*EXERCISE AIM*:
State the number of lines where "millimeter" appears. Add nothing else.

Some records
-- begin --
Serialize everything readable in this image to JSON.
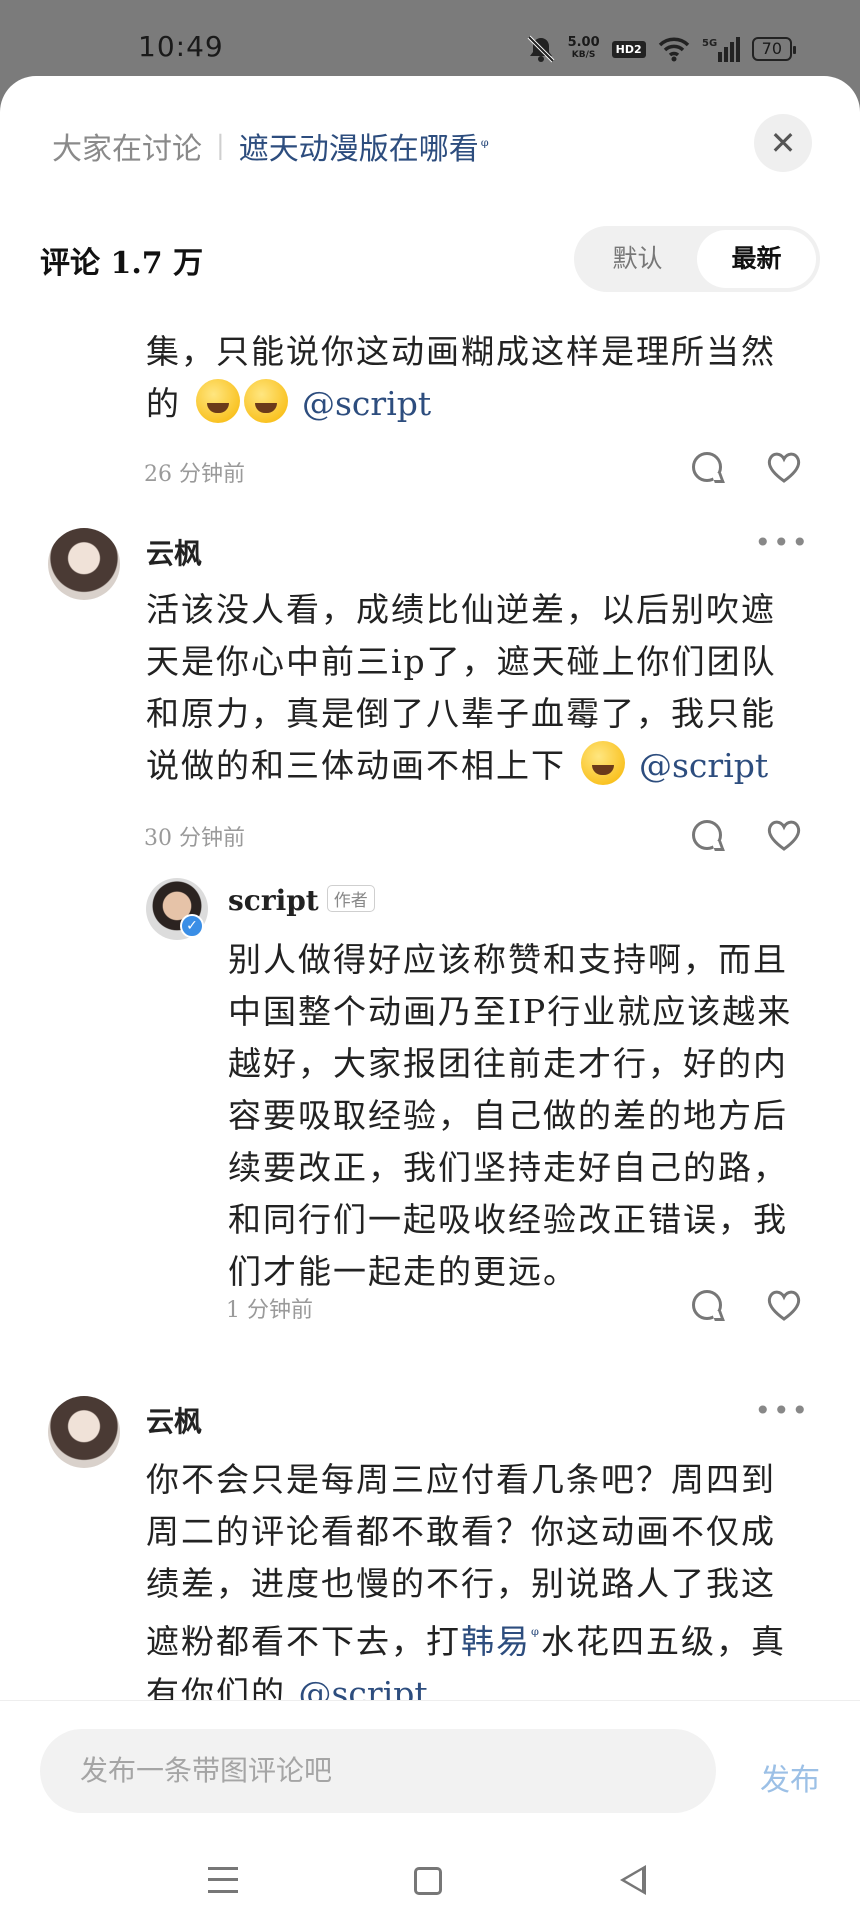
{
  "status_bar": {
    "time": "10:49",
    "net_speed": "5.00",
    "net_unit": "KB/S",
    "hd": "HD2",
    "network": "5G",
    "battery": "70"
  },
  "header": {
    "discussing_label": "大家在讨论",
    "topic_link": "遮天动漫版在哪看",
    "close_icon": "close-icon"
  },
  "comments_header": {
    "title": "评论 1.7 万",
    "sort_default": "默认",
    "sort_latest": "最新",
    "active_sort": "最新"
  },
  "comments": [
    {
      "text": "集，只能说你这动画糊成这样是理所当然的",
      "emoji_count": 2,
      "mention": "@script",
      "time": "26 分钟前"
    },
    {
      "author": "云枫",
      "text": "活该没人看，成绩比仙逆差，以后别吹遮天是你心中前三ip了，遮天碰上你们团队和原力，真是倒了八辈子血霉了，我只能说做的和三体动画不相上下",
      "mention": "@script",
      "time": "30 分钟前",
      "reply": {
        "author": "script",
        "tag": "作者",
        "text": "别人做得好应该称赞和支持啊，而且中国整个动画乃至IP行业就应该越来越好，大家报团往前走才行，好的内容要吸取经验，自己做的差的地方后续要改正，我们坚持走好自己的路，和同行们一起吸收经验改正错误，我们才能一起走的更远。",
        "time": "1 分钟前"
      }
    },
    {
      "author": "云枫",
      "text_before_link": "你不会只是每周三应付看几条吧？周四到周二的评论看都不敢看？你这动画不仅成绩差，进度也慢的不行，别说路人了我这遮粉都看不下去，打",
      "link": "韩易",
      "text_after_link": "水花四五级，真有你们的",
      "mention": "@script"
    }
  ],
  "input_bar": {
    "placeholder": "发布一条带图评论吧",
    "publish": "发布"
  }
}
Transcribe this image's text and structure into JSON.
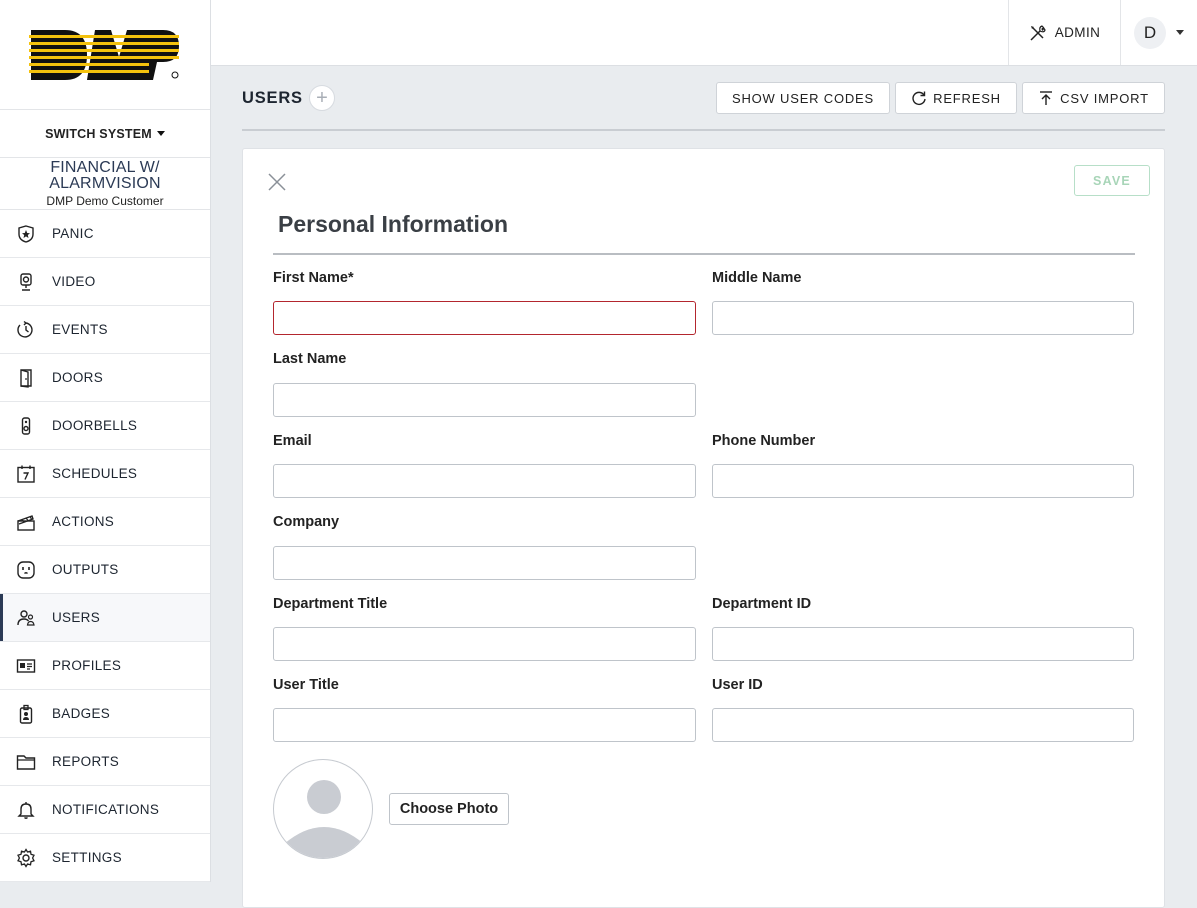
{
  "brand": {
    "logo_text": "DMP",
    "accent": "#f4c20d",
    "primary": "#2b3a55"
  },
  "sidebar": {
    "switch_system_label": "SWITCH SYSTEM",
    "site_name": "FINANCIAL W/ ALARMVISION",
    "site_customer": "DMP Demo Customer",
    "items": [
      {
        "label": "PANIC",
        "icon": "panic-icon"
      },
      {
        "label": "VIDEO",
        "icon": "video-camera-icon"
      },
      {
        "label": "EVENTS",
        "icon": "events-history-icon"
      },
      {
        "label": "DOORS",
        "icon": "door-icon"
      },
      {
        "label": "DOORBELLS",
        "icon": "doorbell-icon"
      },
      {
        "label": "SCHEDULES",
        "icon": "calendar-icon"
      },
      {
        "label": "ACTIONS",
        "icon": "clapperboard-icon"
      },
      {
        "label": "OUTPUTS",
        "icon": "outlet-icon"
      },
      {
        "label": "USERS",
        "icon": "users-icon",
        "active": true
      },
      {
        "label": "PROFILES",
        "icon": "id-card-icon"
      },
      {
        "label": "BADGES",
        "icon": "badge-icon"
      },
      {
        "label": "REPORTS",
        "icon": "folder-icon"
      },
      {
        "label": "NOTIFICATIONS",
        "icon": "bell-icon"
      },
      {
        "label": "SETTINGS",
        "icon": "gear-icon"
      }
    ]
  },
  "header": {
    "admin_label": "ADMIN",
    "user_initial": "D"
  },
  "page": {
    "title": "USERS",
    "add_symbol": "+",
    "buttons": {
      "show_user_codes": "SHOW USER CODES",
      "refresh": "REFRESH",
      "csv_import": "CSV IMPORT"
    }
  },
  "form": {
    "save_label": "SAVE",
    "section_title": "Personal Information",
    "fields": {
      "first_name": {
        "label": "First Name*",
        "value": "",
        "placeholder": ""
      },
      "middle_name": {
        "label": "Middle Name",
        "value": "",
        "placeholder": ""
      },
      "last_name": {
        "label": "Last Name",
        "value": "",
        "placeholder": ""
      },
      "email": {
        "label": "Email",
        "value": "",
        "placeholder": ""
      },
      "phone_number": {
        "label": "Phone Number",
        "value": "",
        "placeholder": ""
      },
      "company": {
        "label": "Company",
        "value": "",
        "placeholder": ""
      },
      "department_title": {
        "label": "Department Title",
        "value": "",
        "placeholder": ""
      },
      "department_id": {
        "label": "Department ID",
        "value": "",
        "placeholder": ""
      },
      "user_title": {
        "label": "User Title",
        "value": "",
        "placeholder": ""
      },
      "user_id": {
        "label": "User ID",
        "value": "",
        "placeholder": ""
      }
    },
    "choose_photo_label": "Choose Photo"
  }
}
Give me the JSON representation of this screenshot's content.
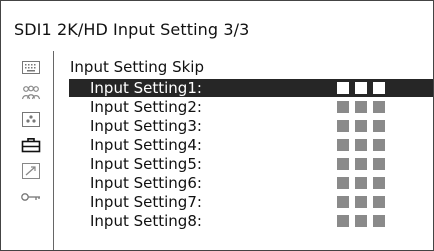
{
  "title": "SDI1 2K/HD Input Setting 3/3",
  "sidebar": {
    "icons": [
      "keyboard-icon",
      "people-icon",
      "dots-icon",
      "toolbox-icon",
      "arrow-up-right-icon",
      "key-icon"
    ]
  },
  "menu": {
    "heading": "Input Setting Skip",
    "items": [
      {
        "label": "Input Setting1:",
        "state": "selected"
      },
      {
        "label": "Input Setting2:",
        "state": "normal"
      },
      {
        "label": "Input Setting3:",
        "state": "normal"
      },
      {
        "label": "Input Setting4:",
        "state": "normal"
      },
      {
        "label": "Input Setting5:",
        "state": "normal"
      },
      {
        "label": "Input Setting6:",
        "state": "normal"
      },
      {
        "label": "Input Setting7:",
        "state": "normal"
      },
      {
        "label": "Input Setting8:",
        "state": "normal"
      }
    ]
  },
  "colors": {
    "selected_background": "#262626",
    "selected_text": "#ffffff",
    "inactive_block": "#8a8a8a",
    "active_block": "#ffffff"
  }
}
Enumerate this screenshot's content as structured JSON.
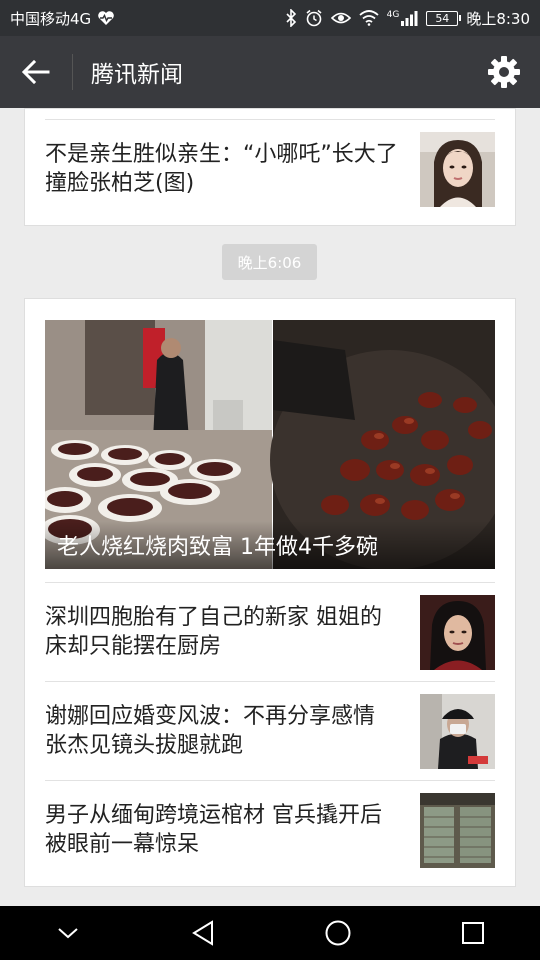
{
  "status_bar": {
    "carrier": "中国移动4G",
    "network_sup": "4G",
    "battery": "54",
    "time": "晚上8:30"
  },
  "app_bar": {
    "title": "腾讯新闻"
  },
  "card_top": {
    "items": [
      {
        "title": "不是亲生胜似亲生：“小哪吒”长大了撞脸张柏芝(图)"
      }
    ]
  },
  "time_divider": "晚上6:06",
  "card_main": {
    "hero": {
      "caption": "老人烧红烧肉致富 1年做4千多碗"
    },
    "items": [
      {
        "title": "深圳四胞胎有了自己的新家 姐姐的床却只能摆在厨房"
      },
      {
        "title": "谢娜回应婚变风波：不再分享感情 张杰见镜头拔腿就跑"
      },
      {
        "title": "男子从缅甸跨境运棺材 官兵撬开后被眼前一幕惊呆"
      }
    ]
  },
  "colors": {
    "status_bar_bg": "#2f3134",
    "app_bar_bg": "#393a3e",
    "page_bg": "#ececec",
    "nav_bar_bg": "#000000"
  }
}
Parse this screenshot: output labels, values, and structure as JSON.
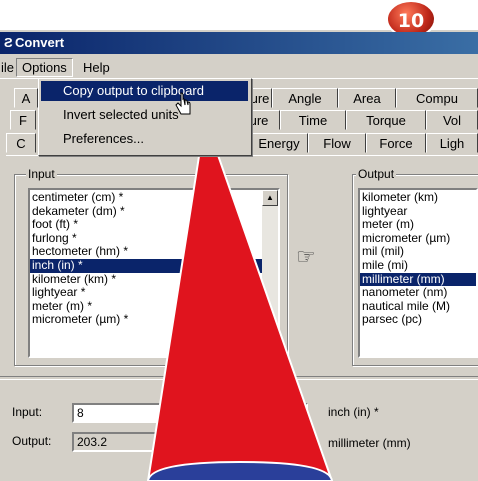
{
  "badge": "10",
  "window": {
    "title": "Convert",
    "icon": "convert-app-icon"
  },
  "menubar": [
    "ile",
    "Options",
    "Help"
  ],
  "options_menu": {
    "items": [
      "Copy output to clipboard",
      "Invert selected units",
      "Preferences..."
    ],
    "highlighted_index": 0
  },
  "tabs_row1": [
    "A",
    "ure",
    "Angle",
    "Area",
    "Compu"
  ],
  "tabs_row2": [
    "F",
    "ure",
    "Time",
    "Torque",
    "Vol"
  ],
  "tabs_row3": [
    "C",
    "Energy",
    "Flow",
    "Force",
    "Ligh"
  ],
  "input_group": {
    "label": "Input",
    "items": [
      "centimeter (cm) *",
      "dekameter (dm) *",
      "foot (ft) *",
      "furlong *",
      "hectometer (hm) *",
      "inch (in) *",
      "kilometer (km) *",
      "lightyear *",
      "meter (m) *",
      "micrometer (µm) *"
    ],
    "selected_index": 5
  },
  "output_group": {
    "label": "Output",
    "items": [
      "kilometer (km)",
      "lightyear",
      "meter (m)",
      "micrometer (µm)",
      "mil (mil)",
      "mile (mi)",
      "millimeter (mm)",
      "nanometer (nm)",
      "nautical mile (M)",
      "parsec (pc)"
    ],
    "selected_index": 6
  },
  "pointer_icon": "hand-pointing-right-icon",
  "bottom": {
    "input_label": "Input:",
    "input_value": "8",
    "input_unit": "inch (in) *",
    "output_label": "Output:",
    "output_value": "203.2",
    "output_unit": "millimeter (mm)"
  },
  "colors": {
    "highlight": "#0a246a",
    "callout_red": "#e0141e",
    "badge_red": "#c0281a",
    "callout_blue": "#2a3f9a"
  }
}
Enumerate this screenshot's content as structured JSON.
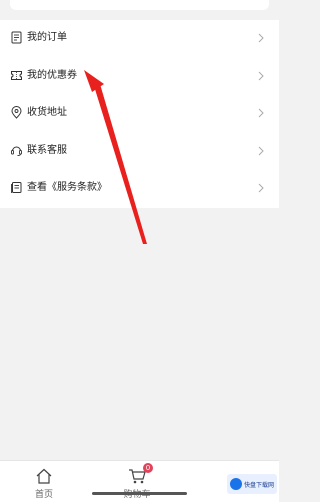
{
  "menu": {
    "items": [
      {
        "label": "我的订单",
        "icon": "order-icon"
      },
      {
        "label": "我的优惠券",
        "icon": "coupon-icon"
      },
      {
        "label": "收货地址",
        "icon": "location-icon"
      },
      {
        "label": "联系客服",
        "icon": "customer-service-icon"
      },
      {
        "label": "查看《服务条款》",
        "icon": "terms-icon"
      }
    ]
  },
  "tabbar": {
    "home_label": "首页",
    "cart_label": "购物车",
    "cart_badge": "0"
  },
  "colors": {
    "accent": "#e0435a",
    "arrow": "#e8211e",
    "background": "#f2f2f2"
  }
}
-- end --
*PROBLEM SOLUTION*:
2